What this task involves: Where the word "series" occurs in a line, return that line.

Extracted entries:
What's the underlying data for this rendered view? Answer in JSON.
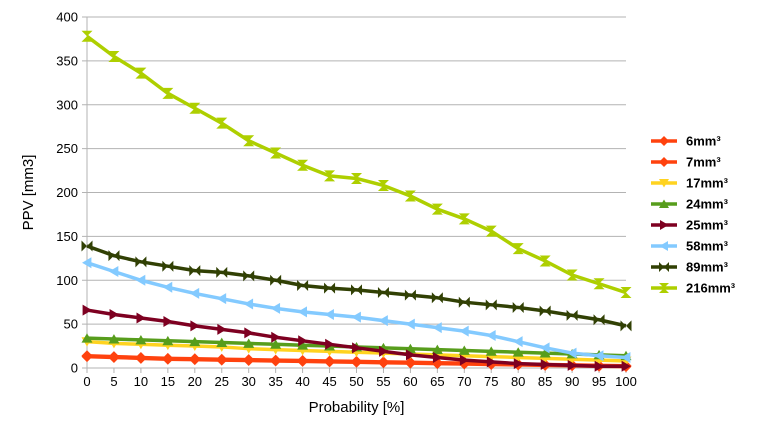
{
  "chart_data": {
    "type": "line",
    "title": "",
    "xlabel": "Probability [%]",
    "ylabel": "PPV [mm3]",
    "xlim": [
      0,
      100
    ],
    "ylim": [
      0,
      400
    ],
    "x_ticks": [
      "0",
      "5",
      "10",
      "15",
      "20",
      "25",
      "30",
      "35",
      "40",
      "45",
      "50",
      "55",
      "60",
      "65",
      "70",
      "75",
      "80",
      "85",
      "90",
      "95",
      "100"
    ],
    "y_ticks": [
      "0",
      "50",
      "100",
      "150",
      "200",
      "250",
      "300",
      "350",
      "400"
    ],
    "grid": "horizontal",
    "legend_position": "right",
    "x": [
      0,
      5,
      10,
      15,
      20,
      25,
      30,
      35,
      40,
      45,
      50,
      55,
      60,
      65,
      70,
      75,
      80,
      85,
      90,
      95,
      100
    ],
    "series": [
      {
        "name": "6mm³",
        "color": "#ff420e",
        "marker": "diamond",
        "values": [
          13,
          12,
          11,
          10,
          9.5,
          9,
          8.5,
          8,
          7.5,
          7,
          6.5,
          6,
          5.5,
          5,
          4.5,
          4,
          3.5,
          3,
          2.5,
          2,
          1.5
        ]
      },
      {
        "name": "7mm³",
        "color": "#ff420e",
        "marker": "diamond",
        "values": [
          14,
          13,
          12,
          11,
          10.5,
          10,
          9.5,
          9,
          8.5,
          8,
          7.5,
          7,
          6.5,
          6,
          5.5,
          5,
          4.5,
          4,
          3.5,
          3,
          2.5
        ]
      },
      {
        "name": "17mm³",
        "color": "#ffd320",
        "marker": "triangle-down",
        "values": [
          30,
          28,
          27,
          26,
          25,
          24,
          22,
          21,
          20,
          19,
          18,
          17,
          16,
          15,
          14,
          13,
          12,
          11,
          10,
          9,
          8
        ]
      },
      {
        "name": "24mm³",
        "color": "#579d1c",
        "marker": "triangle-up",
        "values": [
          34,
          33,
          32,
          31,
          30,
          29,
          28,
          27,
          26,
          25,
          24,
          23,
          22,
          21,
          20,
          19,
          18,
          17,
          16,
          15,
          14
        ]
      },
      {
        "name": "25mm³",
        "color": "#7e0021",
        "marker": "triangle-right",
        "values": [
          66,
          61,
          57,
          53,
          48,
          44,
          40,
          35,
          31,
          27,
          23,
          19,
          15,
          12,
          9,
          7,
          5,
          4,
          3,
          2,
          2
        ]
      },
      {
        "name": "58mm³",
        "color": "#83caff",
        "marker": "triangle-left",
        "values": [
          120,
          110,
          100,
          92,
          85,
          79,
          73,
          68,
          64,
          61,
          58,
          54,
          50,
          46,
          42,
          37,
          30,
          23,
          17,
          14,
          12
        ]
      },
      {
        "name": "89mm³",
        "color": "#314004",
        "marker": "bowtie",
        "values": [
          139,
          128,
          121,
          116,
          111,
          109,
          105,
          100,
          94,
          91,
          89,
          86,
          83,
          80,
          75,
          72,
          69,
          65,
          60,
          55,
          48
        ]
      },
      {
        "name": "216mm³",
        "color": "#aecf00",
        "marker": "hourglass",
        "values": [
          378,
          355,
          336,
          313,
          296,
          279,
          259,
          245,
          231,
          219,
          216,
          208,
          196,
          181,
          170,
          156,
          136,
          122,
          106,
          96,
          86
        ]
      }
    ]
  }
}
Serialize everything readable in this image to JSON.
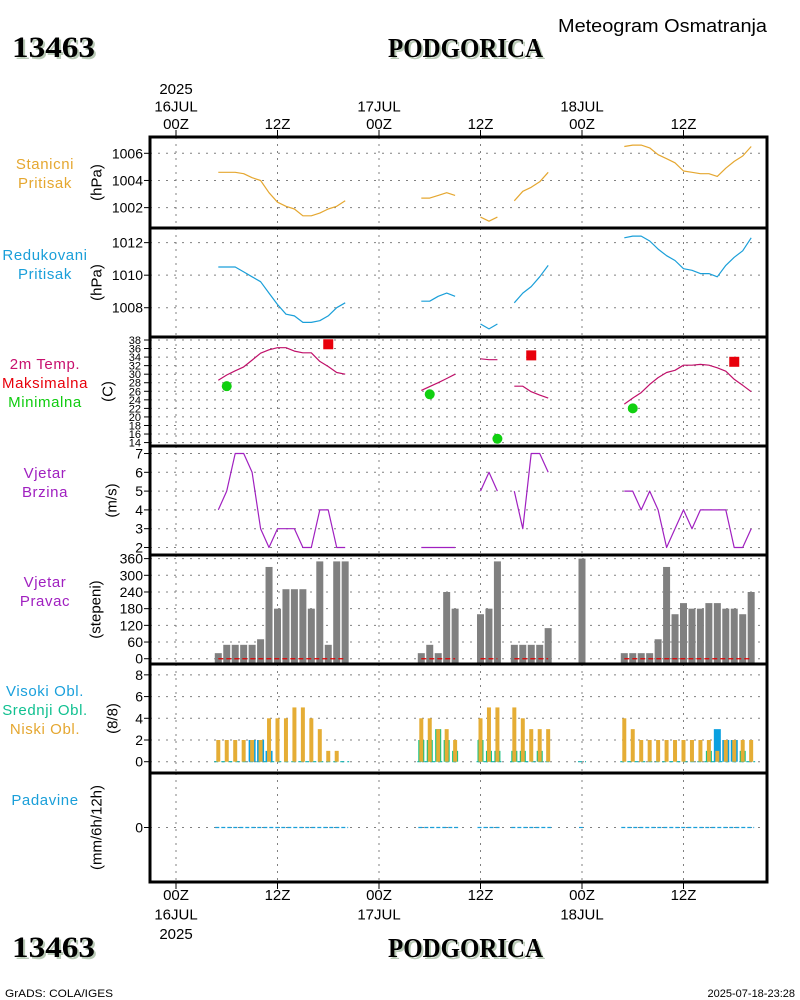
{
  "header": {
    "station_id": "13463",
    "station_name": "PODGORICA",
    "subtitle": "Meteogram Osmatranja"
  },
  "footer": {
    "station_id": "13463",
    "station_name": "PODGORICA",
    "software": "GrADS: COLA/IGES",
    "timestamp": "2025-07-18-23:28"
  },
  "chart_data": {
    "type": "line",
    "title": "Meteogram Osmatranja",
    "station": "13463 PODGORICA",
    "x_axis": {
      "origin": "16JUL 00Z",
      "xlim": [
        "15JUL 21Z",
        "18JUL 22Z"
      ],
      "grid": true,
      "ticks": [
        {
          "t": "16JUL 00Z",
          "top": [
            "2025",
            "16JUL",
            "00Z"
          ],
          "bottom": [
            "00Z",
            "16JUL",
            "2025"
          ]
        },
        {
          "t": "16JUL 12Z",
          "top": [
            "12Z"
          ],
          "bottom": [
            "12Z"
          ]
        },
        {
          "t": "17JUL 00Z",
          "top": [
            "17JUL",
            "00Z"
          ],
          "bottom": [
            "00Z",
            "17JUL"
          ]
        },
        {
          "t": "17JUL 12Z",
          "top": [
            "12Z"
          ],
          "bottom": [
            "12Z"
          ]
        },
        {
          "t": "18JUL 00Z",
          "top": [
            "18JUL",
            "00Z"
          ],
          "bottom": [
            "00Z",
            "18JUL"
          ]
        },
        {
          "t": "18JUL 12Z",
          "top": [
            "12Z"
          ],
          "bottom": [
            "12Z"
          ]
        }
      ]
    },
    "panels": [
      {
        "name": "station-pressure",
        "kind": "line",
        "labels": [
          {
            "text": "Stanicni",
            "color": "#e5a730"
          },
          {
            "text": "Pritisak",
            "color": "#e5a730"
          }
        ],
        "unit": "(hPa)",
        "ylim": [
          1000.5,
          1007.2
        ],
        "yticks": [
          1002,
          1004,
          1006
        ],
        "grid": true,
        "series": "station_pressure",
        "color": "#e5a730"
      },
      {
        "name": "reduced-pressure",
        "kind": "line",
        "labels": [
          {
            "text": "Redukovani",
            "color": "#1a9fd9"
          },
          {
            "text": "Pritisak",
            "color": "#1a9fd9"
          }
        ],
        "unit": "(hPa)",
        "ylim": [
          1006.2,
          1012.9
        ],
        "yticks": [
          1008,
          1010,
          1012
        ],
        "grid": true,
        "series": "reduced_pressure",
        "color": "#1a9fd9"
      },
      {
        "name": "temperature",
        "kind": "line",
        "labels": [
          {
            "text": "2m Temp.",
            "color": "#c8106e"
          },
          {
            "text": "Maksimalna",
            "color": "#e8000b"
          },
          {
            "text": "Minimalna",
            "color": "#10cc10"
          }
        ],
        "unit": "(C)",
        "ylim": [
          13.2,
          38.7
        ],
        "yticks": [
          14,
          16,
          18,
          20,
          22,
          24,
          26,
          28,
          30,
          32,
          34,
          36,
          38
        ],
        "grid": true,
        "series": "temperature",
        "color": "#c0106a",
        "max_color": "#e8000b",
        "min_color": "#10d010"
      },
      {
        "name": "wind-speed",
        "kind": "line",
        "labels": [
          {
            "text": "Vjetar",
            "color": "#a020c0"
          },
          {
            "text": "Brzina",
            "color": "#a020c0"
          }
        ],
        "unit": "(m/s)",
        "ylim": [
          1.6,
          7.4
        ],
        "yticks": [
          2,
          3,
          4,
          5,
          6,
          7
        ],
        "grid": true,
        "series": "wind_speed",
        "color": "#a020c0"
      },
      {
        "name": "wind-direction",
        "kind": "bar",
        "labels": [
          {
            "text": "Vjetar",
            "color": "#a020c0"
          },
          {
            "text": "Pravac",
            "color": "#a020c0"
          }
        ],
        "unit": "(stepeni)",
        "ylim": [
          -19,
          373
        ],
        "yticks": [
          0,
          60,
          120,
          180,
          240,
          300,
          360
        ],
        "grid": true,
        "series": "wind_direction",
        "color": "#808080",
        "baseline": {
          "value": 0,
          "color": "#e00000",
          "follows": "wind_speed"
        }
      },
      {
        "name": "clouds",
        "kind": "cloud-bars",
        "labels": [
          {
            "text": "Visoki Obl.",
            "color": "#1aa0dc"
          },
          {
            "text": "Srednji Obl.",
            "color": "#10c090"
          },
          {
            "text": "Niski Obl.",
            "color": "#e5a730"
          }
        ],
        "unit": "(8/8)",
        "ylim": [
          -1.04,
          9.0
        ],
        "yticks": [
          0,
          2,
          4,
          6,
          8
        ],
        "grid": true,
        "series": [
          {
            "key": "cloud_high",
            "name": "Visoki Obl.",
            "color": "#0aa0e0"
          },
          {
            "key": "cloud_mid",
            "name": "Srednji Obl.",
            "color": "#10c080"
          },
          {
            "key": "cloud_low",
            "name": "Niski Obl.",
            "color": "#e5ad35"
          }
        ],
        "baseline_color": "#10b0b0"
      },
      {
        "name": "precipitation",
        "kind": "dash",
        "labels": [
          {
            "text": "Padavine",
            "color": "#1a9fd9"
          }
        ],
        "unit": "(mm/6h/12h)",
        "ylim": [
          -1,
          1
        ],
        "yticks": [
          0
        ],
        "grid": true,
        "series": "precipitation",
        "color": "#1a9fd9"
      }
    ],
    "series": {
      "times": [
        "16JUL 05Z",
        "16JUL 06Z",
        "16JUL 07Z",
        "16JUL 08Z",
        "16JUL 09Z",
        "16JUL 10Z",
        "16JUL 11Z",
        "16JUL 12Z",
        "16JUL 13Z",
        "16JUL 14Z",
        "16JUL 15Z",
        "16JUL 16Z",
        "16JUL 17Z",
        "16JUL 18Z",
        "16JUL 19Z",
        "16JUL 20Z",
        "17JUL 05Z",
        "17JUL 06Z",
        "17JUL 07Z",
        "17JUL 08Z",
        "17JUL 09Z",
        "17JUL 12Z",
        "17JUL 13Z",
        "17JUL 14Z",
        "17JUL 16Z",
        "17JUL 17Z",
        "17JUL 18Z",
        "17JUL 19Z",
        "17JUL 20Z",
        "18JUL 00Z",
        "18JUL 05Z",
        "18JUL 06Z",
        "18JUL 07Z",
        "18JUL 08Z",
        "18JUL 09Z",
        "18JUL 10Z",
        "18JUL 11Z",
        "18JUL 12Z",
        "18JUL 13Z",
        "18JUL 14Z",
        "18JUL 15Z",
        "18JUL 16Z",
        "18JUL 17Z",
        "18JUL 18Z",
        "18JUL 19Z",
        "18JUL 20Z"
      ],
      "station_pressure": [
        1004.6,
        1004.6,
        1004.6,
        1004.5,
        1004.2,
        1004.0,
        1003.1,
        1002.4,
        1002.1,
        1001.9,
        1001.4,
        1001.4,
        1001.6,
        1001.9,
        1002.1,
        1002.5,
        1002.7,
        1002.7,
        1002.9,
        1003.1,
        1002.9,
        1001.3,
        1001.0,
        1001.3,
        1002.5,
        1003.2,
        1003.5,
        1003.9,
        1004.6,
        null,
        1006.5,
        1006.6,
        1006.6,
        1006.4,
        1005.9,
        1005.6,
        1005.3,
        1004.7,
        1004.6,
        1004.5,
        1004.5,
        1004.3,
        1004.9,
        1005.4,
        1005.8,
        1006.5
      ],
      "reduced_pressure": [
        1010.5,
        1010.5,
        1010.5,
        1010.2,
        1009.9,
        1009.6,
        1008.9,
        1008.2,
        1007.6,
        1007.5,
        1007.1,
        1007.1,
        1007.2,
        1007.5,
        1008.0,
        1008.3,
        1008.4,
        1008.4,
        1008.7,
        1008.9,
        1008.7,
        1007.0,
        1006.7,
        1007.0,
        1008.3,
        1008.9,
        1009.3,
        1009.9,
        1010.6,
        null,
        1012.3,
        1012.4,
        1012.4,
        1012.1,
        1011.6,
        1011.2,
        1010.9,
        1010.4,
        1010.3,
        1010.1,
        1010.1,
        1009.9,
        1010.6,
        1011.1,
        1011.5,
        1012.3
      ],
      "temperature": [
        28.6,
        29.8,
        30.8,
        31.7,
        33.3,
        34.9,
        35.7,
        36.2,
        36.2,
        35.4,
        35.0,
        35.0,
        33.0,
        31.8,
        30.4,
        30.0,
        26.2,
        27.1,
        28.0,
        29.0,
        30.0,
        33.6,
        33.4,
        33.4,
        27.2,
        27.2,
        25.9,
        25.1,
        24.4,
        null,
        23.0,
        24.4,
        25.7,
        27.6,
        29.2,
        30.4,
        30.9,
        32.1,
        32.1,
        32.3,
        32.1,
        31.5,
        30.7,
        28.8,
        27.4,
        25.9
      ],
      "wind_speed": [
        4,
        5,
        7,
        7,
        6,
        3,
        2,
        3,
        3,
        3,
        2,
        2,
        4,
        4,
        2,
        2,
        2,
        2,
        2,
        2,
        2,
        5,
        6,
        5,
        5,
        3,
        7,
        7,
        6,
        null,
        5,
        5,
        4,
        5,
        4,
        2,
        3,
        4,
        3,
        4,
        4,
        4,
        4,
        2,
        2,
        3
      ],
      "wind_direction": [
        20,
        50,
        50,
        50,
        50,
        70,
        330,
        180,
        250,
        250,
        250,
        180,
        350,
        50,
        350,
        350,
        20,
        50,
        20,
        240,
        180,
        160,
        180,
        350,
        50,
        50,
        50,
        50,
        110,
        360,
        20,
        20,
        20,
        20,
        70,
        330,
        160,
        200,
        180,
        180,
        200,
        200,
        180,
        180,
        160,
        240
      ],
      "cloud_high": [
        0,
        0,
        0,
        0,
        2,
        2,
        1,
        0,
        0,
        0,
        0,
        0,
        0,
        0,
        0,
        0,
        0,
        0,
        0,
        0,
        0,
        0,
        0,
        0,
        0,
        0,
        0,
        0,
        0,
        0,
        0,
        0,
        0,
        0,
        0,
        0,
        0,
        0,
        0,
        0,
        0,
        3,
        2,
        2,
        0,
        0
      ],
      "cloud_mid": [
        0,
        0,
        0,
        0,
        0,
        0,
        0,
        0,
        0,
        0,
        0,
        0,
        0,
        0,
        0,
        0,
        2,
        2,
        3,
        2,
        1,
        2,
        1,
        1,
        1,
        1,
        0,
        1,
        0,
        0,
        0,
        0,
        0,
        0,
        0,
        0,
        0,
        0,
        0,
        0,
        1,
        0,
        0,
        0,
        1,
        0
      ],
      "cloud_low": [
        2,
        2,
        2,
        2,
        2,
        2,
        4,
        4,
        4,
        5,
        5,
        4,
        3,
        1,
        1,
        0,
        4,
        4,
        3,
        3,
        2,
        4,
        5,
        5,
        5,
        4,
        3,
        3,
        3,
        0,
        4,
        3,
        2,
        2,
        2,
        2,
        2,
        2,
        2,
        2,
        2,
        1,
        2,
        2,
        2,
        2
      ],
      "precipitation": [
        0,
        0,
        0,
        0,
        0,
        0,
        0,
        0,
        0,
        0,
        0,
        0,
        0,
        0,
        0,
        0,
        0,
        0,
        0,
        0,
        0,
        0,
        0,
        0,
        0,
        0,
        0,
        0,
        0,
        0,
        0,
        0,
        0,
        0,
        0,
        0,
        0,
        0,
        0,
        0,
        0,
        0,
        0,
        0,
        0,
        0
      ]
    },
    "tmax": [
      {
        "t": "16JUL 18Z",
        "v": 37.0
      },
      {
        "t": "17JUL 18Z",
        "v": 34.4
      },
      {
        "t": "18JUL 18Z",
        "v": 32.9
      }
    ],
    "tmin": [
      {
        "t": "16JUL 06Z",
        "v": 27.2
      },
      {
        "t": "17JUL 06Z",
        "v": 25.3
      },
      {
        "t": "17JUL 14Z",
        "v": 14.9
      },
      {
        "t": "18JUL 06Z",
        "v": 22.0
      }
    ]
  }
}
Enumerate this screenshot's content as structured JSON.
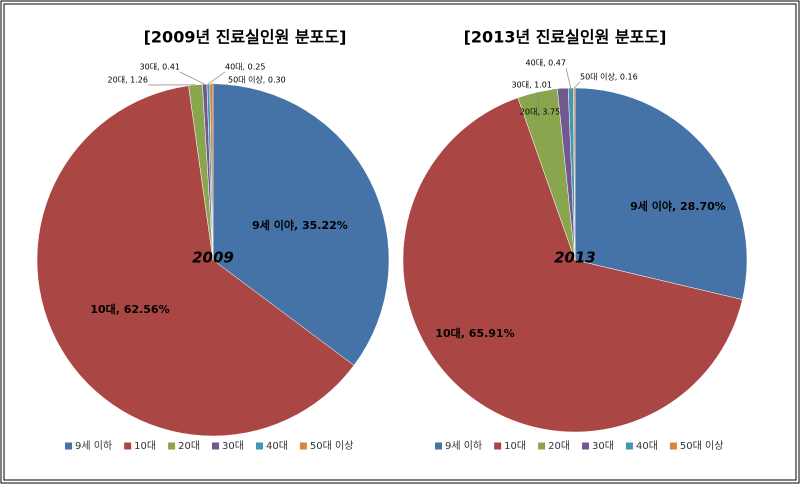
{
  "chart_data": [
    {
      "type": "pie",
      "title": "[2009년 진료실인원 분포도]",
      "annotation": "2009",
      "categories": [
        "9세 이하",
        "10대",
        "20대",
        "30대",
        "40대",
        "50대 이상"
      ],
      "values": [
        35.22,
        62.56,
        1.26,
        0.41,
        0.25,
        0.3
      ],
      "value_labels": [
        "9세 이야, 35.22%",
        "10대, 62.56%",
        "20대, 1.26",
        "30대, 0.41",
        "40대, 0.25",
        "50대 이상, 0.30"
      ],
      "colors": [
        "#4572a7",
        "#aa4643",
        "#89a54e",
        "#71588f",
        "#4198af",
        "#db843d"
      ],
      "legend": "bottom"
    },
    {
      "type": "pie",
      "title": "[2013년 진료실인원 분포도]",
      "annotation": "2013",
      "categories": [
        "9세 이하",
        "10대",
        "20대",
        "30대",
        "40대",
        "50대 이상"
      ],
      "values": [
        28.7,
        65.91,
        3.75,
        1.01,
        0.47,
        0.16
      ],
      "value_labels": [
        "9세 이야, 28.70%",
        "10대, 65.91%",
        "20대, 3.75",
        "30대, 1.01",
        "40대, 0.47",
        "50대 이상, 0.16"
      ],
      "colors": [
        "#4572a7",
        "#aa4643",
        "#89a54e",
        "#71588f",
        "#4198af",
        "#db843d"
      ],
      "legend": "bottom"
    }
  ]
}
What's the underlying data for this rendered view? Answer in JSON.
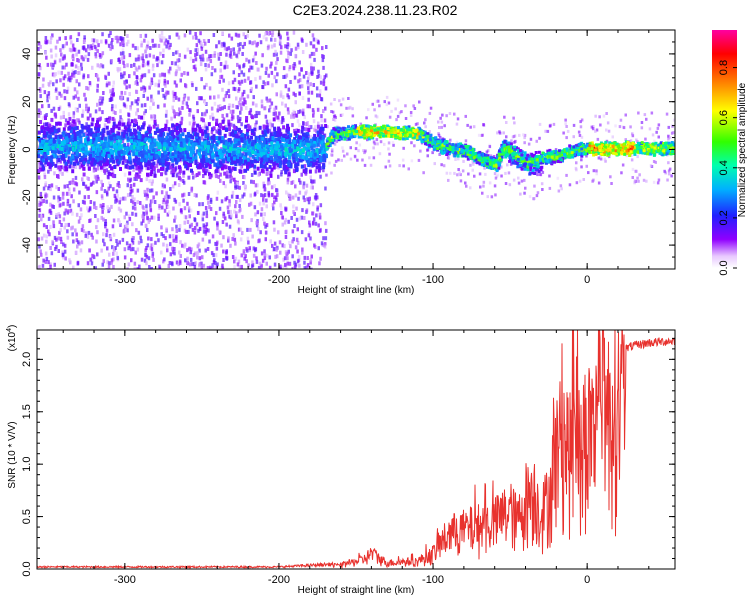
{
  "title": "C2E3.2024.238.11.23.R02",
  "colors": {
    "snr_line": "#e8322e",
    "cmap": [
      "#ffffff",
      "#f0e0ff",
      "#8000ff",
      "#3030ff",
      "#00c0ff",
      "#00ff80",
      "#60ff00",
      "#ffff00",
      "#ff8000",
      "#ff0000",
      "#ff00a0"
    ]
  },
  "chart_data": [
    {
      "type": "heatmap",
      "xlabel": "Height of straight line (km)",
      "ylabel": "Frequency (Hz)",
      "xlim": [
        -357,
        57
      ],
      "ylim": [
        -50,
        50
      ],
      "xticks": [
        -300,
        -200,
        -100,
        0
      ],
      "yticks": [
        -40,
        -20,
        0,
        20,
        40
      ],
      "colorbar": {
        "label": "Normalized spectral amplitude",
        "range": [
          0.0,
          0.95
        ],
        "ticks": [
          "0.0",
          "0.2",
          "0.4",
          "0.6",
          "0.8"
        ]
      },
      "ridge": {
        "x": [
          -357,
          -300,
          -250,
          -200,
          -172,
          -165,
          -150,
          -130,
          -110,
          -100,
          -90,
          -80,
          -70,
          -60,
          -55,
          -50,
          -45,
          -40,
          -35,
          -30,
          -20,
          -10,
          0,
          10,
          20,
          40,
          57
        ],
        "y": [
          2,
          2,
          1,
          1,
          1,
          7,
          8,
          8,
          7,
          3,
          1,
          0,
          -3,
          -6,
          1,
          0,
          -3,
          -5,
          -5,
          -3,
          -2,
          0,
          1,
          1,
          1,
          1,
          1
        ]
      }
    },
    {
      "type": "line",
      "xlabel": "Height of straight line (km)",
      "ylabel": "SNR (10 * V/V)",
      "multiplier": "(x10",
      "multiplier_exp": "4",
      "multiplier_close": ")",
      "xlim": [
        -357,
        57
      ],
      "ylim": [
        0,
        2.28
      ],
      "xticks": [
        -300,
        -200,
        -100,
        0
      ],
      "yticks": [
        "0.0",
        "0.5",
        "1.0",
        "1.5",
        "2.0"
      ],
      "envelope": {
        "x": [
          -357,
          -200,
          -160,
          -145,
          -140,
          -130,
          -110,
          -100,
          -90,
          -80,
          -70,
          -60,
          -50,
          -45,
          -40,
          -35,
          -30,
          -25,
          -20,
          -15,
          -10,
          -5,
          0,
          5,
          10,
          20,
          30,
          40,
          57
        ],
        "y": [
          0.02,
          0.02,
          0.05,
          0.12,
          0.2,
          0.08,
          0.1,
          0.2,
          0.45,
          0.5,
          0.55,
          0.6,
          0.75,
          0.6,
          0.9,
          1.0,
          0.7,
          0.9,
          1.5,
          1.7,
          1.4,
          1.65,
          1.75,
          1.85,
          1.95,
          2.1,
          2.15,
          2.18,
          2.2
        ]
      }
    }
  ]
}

Task response:
    "series": [
        "series": "station_pressure",
        "series": "reduced_pressure",
        "series": "temperature",
        "series": "wind_speed",
        "series": "wind_direction",
        "series": [
        "series": "precipitation",
    "series": {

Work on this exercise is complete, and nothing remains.